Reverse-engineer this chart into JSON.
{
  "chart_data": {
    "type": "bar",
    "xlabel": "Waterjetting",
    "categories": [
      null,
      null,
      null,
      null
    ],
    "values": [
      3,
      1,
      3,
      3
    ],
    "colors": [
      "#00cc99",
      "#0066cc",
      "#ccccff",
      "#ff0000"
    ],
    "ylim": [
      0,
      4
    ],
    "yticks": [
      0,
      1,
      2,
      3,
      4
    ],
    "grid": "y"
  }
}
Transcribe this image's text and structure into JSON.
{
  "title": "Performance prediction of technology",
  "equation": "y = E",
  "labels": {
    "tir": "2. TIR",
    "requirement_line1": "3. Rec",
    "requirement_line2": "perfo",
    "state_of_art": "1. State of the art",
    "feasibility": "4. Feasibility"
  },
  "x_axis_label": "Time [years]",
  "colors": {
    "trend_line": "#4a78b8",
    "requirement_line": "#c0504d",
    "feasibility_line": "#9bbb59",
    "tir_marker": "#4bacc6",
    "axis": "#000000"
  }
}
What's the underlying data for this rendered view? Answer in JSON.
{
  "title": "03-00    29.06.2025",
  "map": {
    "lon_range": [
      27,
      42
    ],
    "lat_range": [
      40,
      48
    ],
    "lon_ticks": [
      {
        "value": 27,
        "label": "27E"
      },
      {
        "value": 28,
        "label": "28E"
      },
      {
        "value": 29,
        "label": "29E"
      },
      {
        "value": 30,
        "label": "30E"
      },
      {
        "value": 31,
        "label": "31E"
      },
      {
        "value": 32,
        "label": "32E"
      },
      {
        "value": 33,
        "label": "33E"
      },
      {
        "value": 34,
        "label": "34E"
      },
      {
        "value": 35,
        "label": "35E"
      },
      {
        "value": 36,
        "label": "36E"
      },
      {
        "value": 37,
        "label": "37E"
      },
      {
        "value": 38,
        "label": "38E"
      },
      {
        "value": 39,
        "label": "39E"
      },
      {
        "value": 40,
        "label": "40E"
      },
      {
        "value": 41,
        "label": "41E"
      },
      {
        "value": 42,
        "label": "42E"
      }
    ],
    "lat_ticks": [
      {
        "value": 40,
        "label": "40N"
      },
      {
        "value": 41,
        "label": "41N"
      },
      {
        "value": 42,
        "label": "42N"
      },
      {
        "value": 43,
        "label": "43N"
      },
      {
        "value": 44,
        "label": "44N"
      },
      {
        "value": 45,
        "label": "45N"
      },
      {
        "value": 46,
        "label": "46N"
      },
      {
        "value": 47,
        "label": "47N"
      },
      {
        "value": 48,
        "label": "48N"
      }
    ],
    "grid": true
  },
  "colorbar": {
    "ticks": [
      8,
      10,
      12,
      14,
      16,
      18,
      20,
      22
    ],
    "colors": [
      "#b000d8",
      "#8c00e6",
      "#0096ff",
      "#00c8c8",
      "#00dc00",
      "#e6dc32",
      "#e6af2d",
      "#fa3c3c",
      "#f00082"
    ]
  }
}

Given request -> All of the entries should be written out again exactly.

Worked answer ->
Reverse-engineer this chart into JSON.
{
  "chart_data": {
    "type": "bar",
    "xlabel": "Waterjetting",
    "categories": [
      null,
      null,
      null,
      null
    ],
    "values": [
      3,
      1,
      3,
      3
    ],
    "colors": [
      "#00cc99",
      "#0066cc",
      "#ccccff",
      "#ff0000"
    ],
    "ylim": [
      0,
      4
    ],
    "yticks": [
      0,
      1,
      2,
      3,
      4
    ],
    "grid": "y"
  }
}
Transcribe this image's text and structure into JSON.
{
  "title": "Performance prediction of technology",
  "equation": "y = E",
  "labels": {
    "tir": "2. TIR",
    "requirement_line1": "3. Rec",
    "requirement_line2": "perfo",
    "state_of_art": "1. State of the art",
    "feasibility": "4. Feasibility"
  },
  "x_axis_label": "Time [years]",
  "colors": {
    "trend_line": "#4a78b8",
    "requirement_line": "#c0504d",
    "feasibility_line": "#9bbb59",
    "tir_marker": "#4bacc6",
    "axis": "#000000"
  }
}
What's the underlying data for this rendered view? Answer in JSON.
{
  "title": "03-00    29.06.2025",
  "map": {
    "lon_range": [
      27,
      42
    ],
    "lat_range": [
      40,
      48
    ],
    "lon_ticks": [
      {
        "value": 27,
        "label": "27E"
      },
      {
        "value": 28,
        "label": "28E"
      },
      {
        "value": 29,
        "label": "29E"
      },
      {
        "value": 30,
        "label": "30E"
      },
      {
        "value": 31,
        "label": "31E"
      },
      {
        "value": 32,
        "label": "32E"
      },
      {
        "value": 33,
        "label": "33E"
      },
      {
        "value": 34,
        "label": "34E"
      },
      {
        "value": 35,
        "label": "35E"
      },
      {
        "value": 36,
        "label": "36E"
      },
      {
        "value": 37,
        "label": "37E"
      },
      {
        "value": 38,
        "label": "38E"
      },
      {
        "value": 39,
        "label": "39E"
      },
      {
        "value": 40,
        "label": "40E"
      },
      {
        "value": 41,
        "label": "41E"
      },
      {
        "value": 42,
        "label": "42E"
      }
    ],
    "lat_ticks": [
      {
        "value": 40,
        "label": "40N"
      },
      {
        "value": 41,
        "label": "41N"
      },
      {
        "value": 42,
        "label": "42N"
      },
      {
        "value": 43,
        "label": "43N"
      },
      {
        "value": 44,
        "label": "44N"
      },
      {
        "value": 45,
        "label": "45N"
      },
      {
        "value": 46,
        "label": "46N"
      },
      {
        "value": 47,
        "label": "47N"
      },
      {
        "value": 48,
        "label": "48N"
      }
    ],
    "grid": true
  },
  "colorbar": {
    "ticks": [
      8,
      10,
      12,
      14,
      16,
      18,
      20,
      22
    ],
    "colors": [
      "#b000d8",
      "#8c00e6",
      "#0096ff",
      "#00c8c8",
      "#00dc00",
      "#e6dc32",
      "#e6af2d",
      "#fa3c3c",
      "#f00082"
    ]
  }
}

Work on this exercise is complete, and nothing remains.